Re: [PATCH V4 1/3] cpufreq: Make sure frequency transitions are serialized

"Srivatsa S. Bhat" <srivatsa.bhat@xxxxxxxxxxxxxxxxxx> · Mon, 24 Mar 2014 12:18:30 +0530

On 03/21/2014 11:37 PM, Catalin Marinas wrote:
> On Fri, Mar 21, 2014 at 11:24:16AM +0000, Srivatsa S. Bhat wrote:
>> On 03/21/2014 04:35 PM, Catalin Marinas wrote:
>>> On Fri, Mar 21, 2014 at 09:21:02AM +0000, Viresh Kumar wrote:
>>>> @Catalin: We have a problem here and need your expert advice. After changing
>>>> CPU frequency we need to call this code:
>>>>
>>>> cpufreq_notify_post_transition();
>>>> policy->transition_ongoing = false;
>>>>
>>>> And the sequence must be like this only. Is this guaranteed without any
>>>> memory barriers? cpufreq_notify_post_transition() isn't touching
>>>> transition_ongoing at all..

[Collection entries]
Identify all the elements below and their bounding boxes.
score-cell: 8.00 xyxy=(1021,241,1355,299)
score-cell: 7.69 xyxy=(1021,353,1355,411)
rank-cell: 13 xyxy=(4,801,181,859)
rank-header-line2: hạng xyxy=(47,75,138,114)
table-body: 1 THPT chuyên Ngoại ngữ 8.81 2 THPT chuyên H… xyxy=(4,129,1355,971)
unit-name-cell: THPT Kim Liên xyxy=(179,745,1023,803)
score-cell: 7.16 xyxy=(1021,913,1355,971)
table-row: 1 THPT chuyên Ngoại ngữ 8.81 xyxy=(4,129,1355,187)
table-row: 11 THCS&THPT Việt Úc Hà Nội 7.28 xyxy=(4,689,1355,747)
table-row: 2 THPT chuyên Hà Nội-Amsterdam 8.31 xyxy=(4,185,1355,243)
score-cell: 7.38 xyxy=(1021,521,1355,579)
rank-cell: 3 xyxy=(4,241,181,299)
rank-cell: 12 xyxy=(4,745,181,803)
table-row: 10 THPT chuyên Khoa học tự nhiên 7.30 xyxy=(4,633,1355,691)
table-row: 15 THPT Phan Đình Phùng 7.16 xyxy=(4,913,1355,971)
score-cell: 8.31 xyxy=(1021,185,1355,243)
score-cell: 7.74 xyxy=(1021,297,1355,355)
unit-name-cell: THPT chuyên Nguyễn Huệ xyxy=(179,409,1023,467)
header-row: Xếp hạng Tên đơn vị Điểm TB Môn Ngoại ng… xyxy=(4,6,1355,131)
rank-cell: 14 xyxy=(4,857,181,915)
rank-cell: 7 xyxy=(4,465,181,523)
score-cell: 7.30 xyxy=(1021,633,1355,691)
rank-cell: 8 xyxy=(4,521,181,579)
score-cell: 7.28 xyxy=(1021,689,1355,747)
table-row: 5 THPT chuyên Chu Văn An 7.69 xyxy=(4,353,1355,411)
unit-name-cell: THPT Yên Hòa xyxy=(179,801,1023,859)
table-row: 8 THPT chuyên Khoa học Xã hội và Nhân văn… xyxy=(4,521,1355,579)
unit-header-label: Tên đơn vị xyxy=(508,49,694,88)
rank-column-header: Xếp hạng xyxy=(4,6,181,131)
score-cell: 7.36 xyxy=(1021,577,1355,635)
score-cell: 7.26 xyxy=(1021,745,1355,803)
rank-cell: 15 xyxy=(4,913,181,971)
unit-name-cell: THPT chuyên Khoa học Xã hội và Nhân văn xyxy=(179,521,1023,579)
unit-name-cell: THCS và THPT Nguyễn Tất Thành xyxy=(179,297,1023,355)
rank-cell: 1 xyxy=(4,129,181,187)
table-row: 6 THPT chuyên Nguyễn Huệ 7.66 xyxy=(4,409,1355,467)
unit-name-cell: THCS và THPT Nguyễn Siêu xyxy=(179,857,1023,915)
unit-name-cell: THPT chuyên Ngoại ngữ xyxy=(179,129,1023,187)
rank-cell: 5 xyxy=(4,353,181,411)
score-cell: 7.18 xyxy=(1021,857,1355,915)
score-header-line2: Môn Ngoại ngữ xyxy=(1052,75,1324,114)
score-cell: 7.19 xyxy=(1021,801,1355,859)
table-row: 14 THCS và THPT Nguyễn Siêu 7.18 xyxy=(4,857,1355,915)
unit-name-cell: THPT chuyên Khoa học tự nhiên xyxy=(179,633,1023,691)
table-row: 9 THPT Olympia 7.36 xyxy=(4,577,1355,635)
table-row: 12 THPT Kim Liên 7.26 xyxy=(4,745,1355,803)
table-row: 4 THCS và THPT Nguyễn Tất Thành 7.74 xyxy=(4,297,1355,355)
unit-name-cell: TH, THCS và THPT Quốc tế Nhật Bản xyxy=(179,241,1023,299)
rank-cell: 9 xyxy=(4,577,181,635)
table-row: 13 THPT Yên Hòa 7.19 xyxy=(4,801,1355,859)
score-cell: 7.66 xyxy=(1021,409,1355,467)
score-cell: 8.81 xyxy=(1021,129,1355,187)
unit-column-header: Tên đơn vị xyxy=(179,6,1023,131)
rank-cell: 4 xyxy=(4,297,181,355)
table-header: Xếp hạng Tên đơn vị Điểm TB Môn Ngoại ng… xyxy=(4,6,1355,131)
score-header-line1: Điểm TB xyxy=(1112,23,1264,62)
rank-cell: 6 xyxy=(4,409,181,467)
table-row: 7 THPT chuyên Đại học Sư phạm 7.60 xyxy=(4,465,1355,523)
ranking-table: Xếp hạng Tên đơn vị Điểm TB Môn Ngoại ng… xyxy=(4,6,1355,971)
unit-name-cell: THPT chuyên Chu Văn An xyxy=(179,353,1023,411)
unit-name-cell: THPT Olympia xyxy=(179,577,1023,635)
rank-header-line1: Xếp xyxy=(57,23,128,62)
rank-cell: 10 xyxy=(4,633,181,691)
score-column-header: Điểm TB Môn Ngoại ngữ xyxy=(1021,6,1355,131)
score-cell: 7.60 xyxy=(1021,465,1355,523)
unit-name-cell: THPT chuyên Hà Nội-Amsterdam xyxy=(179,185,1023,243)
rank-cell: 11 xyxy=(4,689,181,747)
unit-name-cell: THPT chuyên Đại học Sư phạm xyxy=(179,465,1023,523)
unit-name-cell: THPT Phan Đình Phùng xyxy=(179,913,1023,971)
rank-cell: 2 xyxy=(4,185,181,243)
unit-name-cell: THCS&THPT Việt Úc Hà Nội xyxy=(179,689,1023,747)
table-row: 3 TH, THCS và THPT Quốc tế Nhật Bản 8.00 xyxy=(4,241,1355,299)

● Directions
According to the header of the patch discussion, on what date and at what time did Srivatsa S. Bhat send this reply?

● Output
Mon, 24 Mar 2014 12:18:30 +0530